**TASK REQUIREMENTS:**
Return the material exactly as supplied, apart from the pictures, which are omitted.

**AVAILABLE DATA:**
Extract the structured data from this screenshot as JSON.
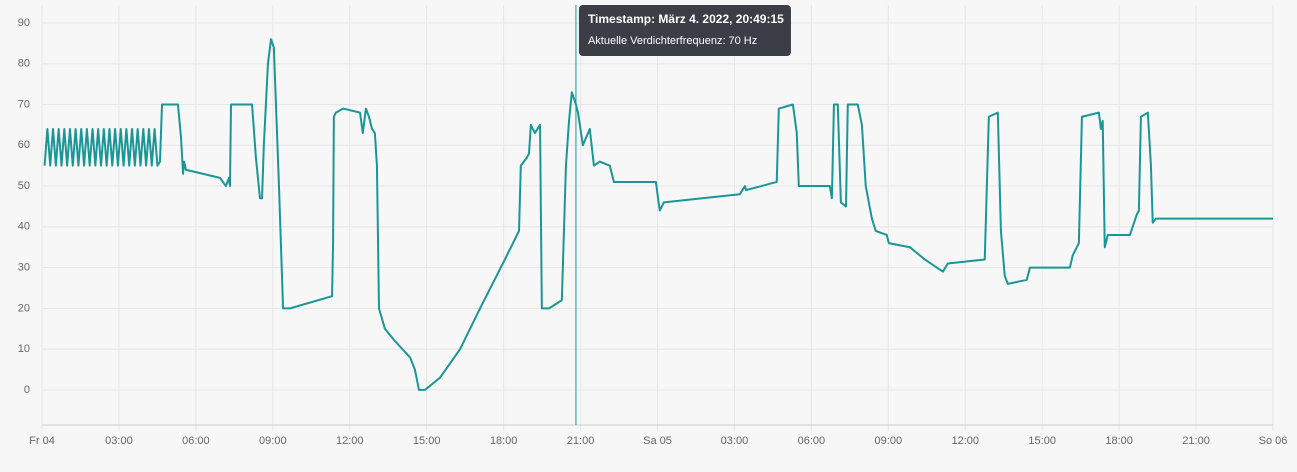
{
  "chart_data": {
    "type": "line",
    "x": [
      0.1,
      0.21,
      0.32,
      0.43,
      0.54,
      0.65,
      0.76,
      0.87,
      0.98,
      1.09,
      1.2,
      1.31,
      1.42,
      1.53,
      1.64,
      1.75,
      1.86,
      1.97,
      2.08,
      2.19,
      2.3,
      2.41,
      2.52,
      2.63,
      2.74,
      2.85,
      2.96,
      3.07,
      3.18,
      3.29,
      3.4,
      3.51,
      3.62,
      3.73,
      3.84,
      3.95,
      4.06,
      4.17,
      4.28,
      4.39,
      4.5,
      4.6,
      4.68,
      5.3,
      5.42,
      5.5,
      5.54,
      5.61,
      6.94,
      7.17,
      7.29,
      7.33,
      7.37,
      8.19,
      8.34,
      8.5,
      8.58,
      8.65,
      8.81,
      8.93,
      9.04,
      9.24,
      9.4,
      9.67,
      11.31,
      11.35,
      11.38,
      11.46,
      11.74,
      12.4,
      12.51,
      12.63,
      12.75,
      12.87,
      12.98,
      13.06,
      13.14,
      13.37,
      13.76,
      14.35,
      14.54,
      14.7,
      14.93,
      15.52,
      16.3,
      17.08,
      18.05,
      18.6,
      18.67,
      18.91,
      18.99,
      19.06,
      19.22,
      19.42,
      19.49,
      19.77,
      20.27,
      20.43,
      20.55,
      20.66,
      20.82,
      20.9,
      21.09,
      21.36,
      21.52,
      21.75,
      22.14,
      22.3,
      23.94,
      24.02,
      24.09,
      24.25,
      27.21,
      27.41,
      27.45,
      28.65,
      28.73,
      29.28,
      29.43,
      29.51,
      30.72,
      30.8,
      30.88,
      31.03,
      31.15,
      31.35,
      31.42,
      31.81,
      31.97,
      32.12,
      32.36,
      32.51,
      32.94,
      33.02,
      33.84,
      34.23,
      34.42,
      35.13,
      35.32,
      36.76,
      36.92,
      37.27,
      37.39,
      37.54,
      37.66,
      38.4,
      38.52,
      40.08,
      40.19,
      40.43,
      40.55,
      41.21,
      41.29,
      41.36,
      41.44,
      41.56,
      42.42,
      42.69,
      42.77,
      42.85,
      43.12,
      43.24,
      43.31,
      43.43,
      48
    ],
    "series": [
      {
        "color": "#1b9696",
        "values": [
          55,
          64,
          55,
          64,
          55,
          64,
          55,
          64,
          55,
          64,
          55,
          64,
          55,
          64,
          55,
          64,
          55,
          64,
          55,
          64,
          55,
          64,
          55,
          64,
          55,
          64,
          55,
          64,
          55,
          64,
          55,
          64,
          55,
          64,
          55,
          64,
          55,
          64,
          55,
          64,
          55,
          56,
          70,
          70,
          62,
          53,
          56,
          54,
          52,
          50,
          52,
          50,
          70,
          70,
          57,
          47,
          47,
          60,
          80,
          86,
          84,
          50,
          20,
          20,
          23,
          36,
          67,
          68,
          69,
          68,
          63,
          69,
          67,
          64,
          63,
          55,
          20,
          15,
          12,
          8,
          5,
          0,
          0,
          3,
          10,
          20,
          32,
          39,
          55,
          57,
          58,
          65,
          63,
          65,
          20,
          20,
          22,
          55,
          66,
          73,
          70,
          68,
          60,
          64,
          55,
          56,
          55,
          51,
          51,
          47,
          44,
          46,
          48,
          50,
          49,
          51,
          69,
          70,
          63,
          50,
          50,
          47,
          70,
          70,
          46,
          45,
          70,
          70,
          65,
          50,
          42,
          39,
          38,
          36,
          35,
          33,
          32,
          29,
          31,
          32,
          67,
          68,
          39,
          28,
          26,
          27,
          30,
          30,
          33,
          36,
          67,
          68,
          64,
          66,
          35,
          38,
          38,
          43,
          44,
          67,
          68,
          55,
          41,
          42,
          42
        ]
      }
    ],
    "xlim": [
      0,
      48
    ],
    "xticks": [
      {
        "value": 0,
        "label": "Fr 04"
      },
      {
        "value": 3,
        "label": "03:00"
      },
      {
        "value": 6,
        "label": "06:00"
      },
      {
        "value": 9,
        "label": "09:00"
      },
      {
        "value": 12,
        "label": "12:00"
      },
      {
        "value": 15,
        "label": "15:00"
      },
      {
        "value": 18,
        "label": "18:00"
      },
      {
        "value": 21,
        "label": "21:00"
      },
      {
        "value": 24,
        "label": "Sa 05"
      },
      {
        "value": 27,
        "label": "03:00"
      },
      {
        "value": 30,
        "label": "06:00"
      },
      {
        "value": 33,
        "label": "09:00"
      },
      {
        "value": 36,
        "label": "12:00"
      },
      {
        "value": 39,
        "label": "15:00"
      },
      {
        "value": 42,
        "label": "18:00"
      },
      {
        "value": 45,
        "label": "21:00"
      },
      {
        "value": 48,
        "label": "So 06"
      }
    ],
    "ylim": [
      -8.6,
      94.4
    ],
    "yticks": [
      0,
      10,
      20,
      30,
      40,
      50,
      60,
      70,
      80,
      90
    ],
    "grid": true,
    "tooltip": {
      "x": 20.82,
      "title": "Timestamp: März 4. 2022, 20:49:15",
      "label": "Aktuelle Verdichterfrequenz:",
      "value": 70,
      "unit": "Hz"
    }
  }
}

**SOLUTION FOR THIS EXERCISE:**
Extract the structured data from this screenshot as JSON.
{
  "chart_data": {
    "type": "line",
    "x": [
      0.1,
      0.21,
      0.32,
      0.43,
      0.54,
      0.65,
      0.76,
      0.87,
      0.98,
      1.09,
      1.2,
      1.31,
      1.42,
      1.53,
      1.64,
      1.75,
      1.86,
      1.97,
      2.08,
      2.19,
      2.3,
      2.41,
      2.52,
      2.63,
      2.74,
      2.85,
      2.96,
      3.07,
      3.18,
      3.29,
      3.4,
      3.51,
      3.62,
      3.73,
      3.84,
      3.95,
      4.06,
      4.17,
      4.28,
      4.39,
      4.5,
      4.6,
      4.68,
      5.3,
      5.42,
      5.5,
      5.54,
      5.61,
      6.94,
      7.17,
      7.29,
      7.33,
      7.37,
      8.19,
      8.34,
      8.5,
      8.58,
      8.65,
      8.81,
      8.93,
      9.04,
      9.24,
      9.4,
      9.67,
      11.31,
      11.35,
      11.38,
      11.46,
      11.74,
      12.4,
      12.51,
      12.63,
      12.75,
      12.87,
      12.98,
      13.06,
      13.14,
      13.37,
      13.76,
      14.35,
      14.54,
      14.7,
      14.93,
      15.52,
      16.3,
      17.08,
      18.05,
      18.6,
      18.67,
      18.91,
      18.99,
      19.06,
      19.22,
      19.42,
      19.49,
      19.77,
      20.27,
      20.43,
      20.55,
      20.66,
      20.82,
      20.9,
      21.09,
      21.36,
      21.52,
      21.75,
      22.14,
      22.3,
      23.94,
      24.02,
      24.09,
      24.25,
      27.21,
      27.41,
      27.45,
      28.65,
      28.73,
      29.28,
      29.43,
      29.51,
      30.72,
      30.8,
      30.88,
      31.03,
      31.15,
      31.35,
      31.42,
      31.81,
      31.97,
      32.12,
      32.36,
      32.51,
      32.94,
      33.02,
      33.84,
      34.23,
      34.42,
      35.13,
      35.32,
      36.76,
      36.92,
      37.27,
      37.39,
      37.54,
      37.66,
      38.4,
      38.52,
      40.08,
      40.19,
      40.43,
      40.55,
      41.21,
      41.29,
      41.36,
      41.44,
      41.56,
      42.42,
      42.69,
      42.77,
      42.85,
      43.12,
      43.24,
      43.31,
      43.43,
      48
    ],
    "series": [
      {
        "color": "#1b9696",
        "values": [
          55,
          64,
          55,
          64,
          55,
          64,
          55,
          64,
          55,
          64,
          55,
          64,
          55,
          64,
          55,
          64,
          55,
          64,
          55,
          64,
          55,
          64,
          55,
          64,
          55,
          64,
          55,
          64,
          55,
          64,
          55,
          64,
          55,
          64,
          55,
          64,
          55,
          64,
          55,
          64,
          55,
          56,
          70,
          70,
          62,
          53,
          56,
          54,
          52,
          50,
          52,
          50,
          70,
          70,
          57,
          47,
          47,
          60,
          80,
          86,
          84,
          50,
          20,
          20,
          23,
          36,
          67,
          68,
          69,
          68,
          63,
          69,
          67,
          64,
          63,
          55,
          20,
          15,
          12,
          8,
          5,
          0,
          0,
          3,
          10,
          20,
          32,
          39,
          55,
          57,
          58,
          65,
          63,
          65,
          20,
          20,
          22,
          55,
          66,
          73,
          70,
          68,
          60,
          64,
          55,
          56,
          55,
          51,
          51,
          47,
          44,
          46,
          48,
          50,
          49,
          51,
          69,
          70,
          63,
          50,
          50,
          47,
          70,
          70,
          46,
          45,
          70,
          70,
          65,
          50,
          42,
          39,
          38,
          36,
          35,
          33,
          32,
          29,
          31,
          32,
          67,
          68,
          39,
          28,
          26,
          27,
          30,
          30,
          33,
          36,
          67,
          68,
          64,
          66,
          35,
          38,
          38,
          43,
          44,
          67,
          68,
          55,
          41,
          42,
          42
        ]
      }
    ],
    "xlim": [
      0,
      48
    ],
    "xticks": [
      {
        "value": 0,
        "label": "Fr 04"
      },
      {
        "value": 3,
        "label": "03:00"
      },
      {
        "value": 6,
        "label": "06:00"
      },
      {
        "value": 9,
        "label": "09:00"
      },
      {
        "value": 12,
        "label": "12:00"
      },
      {
        "value": 15,
        "label": "15:00"
      },
      {
        "value": 18,
        "label": "18:00"
      },
      {
        "value": 21,
        "label": "21:00"
      },
      {
        "value": 24,
        "label": "Sa 05"
      },
      {
        "value": 27,
        "label": "03:00"
      },
      {
        "value": 30,
        "label": "06:00"
      },
      {
        "value": 33,
        "label": "09:00"
      },
      {
        "value": 36,
        "label": "12:00"
      },
      {
        "value": 39,
        "label": "15:00"
      },
      {
        "value": 42,
        "label": "18:00"
      },
      {
        "value": 45,
        "label": "21:00"
      },
      {
        "value": 48,
        "label": "So 06"
      }
    ],
    "ylim": [
      -8.6,
      94.4
    ],
    "yticks": [
      0,
      10,
      20,
      30,
      40,
      50,
      60,
      70,
      80,
      90
    ],
    "grid": true,
    "tooltip": {
      "x": 20.82,
      "title": "Timestamp: März 4. 2022, 20:49:15",
      "label": "Aktuelle Verdichterfrequenz:",
      "value": 70,
      "unit": "Hz"
    }
  }
}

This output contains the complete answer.